Avide de reconstitution historique comme l'ont montré ses deux précédents métrages, il collabore ensuite avec le producteur vétéran, mais controversé, Arnon Milchan (IL ÉTAIT UNE FOIS EN AMÉRIQUE, BRAZIL) pour un nouveau film d'aventures au temps des vikings. Pour ce THE NORTHMAN, il attribue le rôle principal d'Amleth à Alexander Skarsgård. Il ne nous avait pas fait forte impression jusqu'ici, avec ses interprétations de jeunes premiers falots dans TARZAN ou GODZILLA VS. KONG.
Film à gros budget comparé à ses deux prédécesseurs, THE NORTHMAN est rédigé avec l'écrivain islandais Sjón, scénariste du récent LAMB. Le métrage est tourné en Islande et réunit des acteurs déjà croisés dans les films de Robert Eggers, dont Anya Taylor-Joy (SPLIT) et Willem Dafoe (THE LIGHTHOUSE, SAILOR ET LULA). Ils sont rejoints par des vedettes comme Nicole Kidman (CALME BLANC, LES AUTRES) ou Ethan Hawke (SINISTER).
Amleth, jeune prince d'un royaume scandinave, est témoin du meurtre de son père par son oncle, lequel enlève aussi sa mère pour la forcer à devenir sa compagne. Le jeune héritier s'enfuit et est recueilli par des pillards vikings parmi lesquels il grandit. Au cours d'un raid, une sorcière lui annonce qu'il est temps pour lui de reprendre son destin en main et d'accomplir la vengeance de sa famille...

## DEMANDE 1
Réécris les enregistrements en commençant au tout début et en terminant par la ligne qui contient "chevron-right-icon[interactable] (701, 208, 715, 222)", avec "titre-option" à la place de "option-title" et le reste inchangé.
## DEMANDE 2
Poursuis le texte sur le film THE NORTHMAN là où il s'arrête.
Le texte et les enregistrements n'ont aucun lien entre eux.

## ENREGISTREMENTS FOURNIS
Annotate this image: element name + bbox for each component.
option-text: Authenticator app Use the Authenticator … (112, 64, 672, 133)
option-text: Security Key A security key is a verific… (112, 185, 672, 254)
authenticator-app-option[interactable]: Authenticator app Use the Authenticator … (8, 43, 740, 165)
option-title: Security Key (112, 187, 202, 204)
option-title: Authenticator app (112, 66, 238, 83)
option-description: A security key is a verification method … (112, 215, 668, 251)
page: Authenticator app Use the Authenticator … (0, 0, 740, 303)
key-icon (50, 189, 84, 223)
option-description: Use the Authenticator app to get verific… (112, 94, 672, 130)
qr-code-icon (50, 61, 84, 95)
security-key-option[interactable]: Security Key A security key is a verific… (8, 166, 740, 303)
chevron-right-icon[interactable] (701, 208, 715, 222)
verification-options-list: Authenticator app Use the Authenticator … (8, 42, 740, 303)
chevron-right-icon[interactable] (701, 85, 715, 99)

## RÉSULTAT FINAL 1
Annotate this image: element name + bbox for each component.
option-text: Authenticator app Use the Authenticator … (112, 64, 672, 133)
option-text: Security Key A security key is a verific… (112, 185, 672, 254)
authenticator-app-option[interactable]: Authenticator app Use the Authenticator … (8, 43, 740, 165)
titre-option: Security Key (112, 187, 202, 204)
titre-option: Authenticator app (112, 66, 238, 83)
option-description: A security key is a verification method … (112, 215, 668, 251)
page: Authenticator app Use the Authenticator … (0, 0, 740, 303)
key-icon (50, 189, 84, 223)
option-description: Use the Authenticator app to get verific… (112, 94, 672, 130)
qr-code-icon (50, 61, 84, 95)
security-key-option[interactable]: Security Key A security key is a verific… (8, 166, 740, 303)
chevron-right-icon[interactable] (701, 208, 715, 222)

## RÉSULTAT FINAL 2
Si le film de vikings a eu le vent en poupe au début des années soixante, suite au succès des VIKINGS de Richard Fleischer, le genre a reflué ensuite jusqu'à devenir un peu maudit avec les échecs commerciaux cinglants subis par l'inégal LE TREIZIÈME GUERRIER de John McTiernan ou le réussi LA LÉGENDE DE BEOWULF de Robert Zemeckis.
Les fiers guerriers nordiques se trouvent ensuite confinés à des productions locales scandinaves (comme LE GUERRIER SILENCIEUX de Nicolas Winding Refn) ou à des séries B tel le sympathique OUTLANDER. Ce courant revient par la petite lucarne avec le succès de la série «VIKINGS», ainsi qu'avec la popularité de «GAME OF THRONES» dans lequel le royaume des Îles de Fer entretient des ressemblances avec les Vikings historiques.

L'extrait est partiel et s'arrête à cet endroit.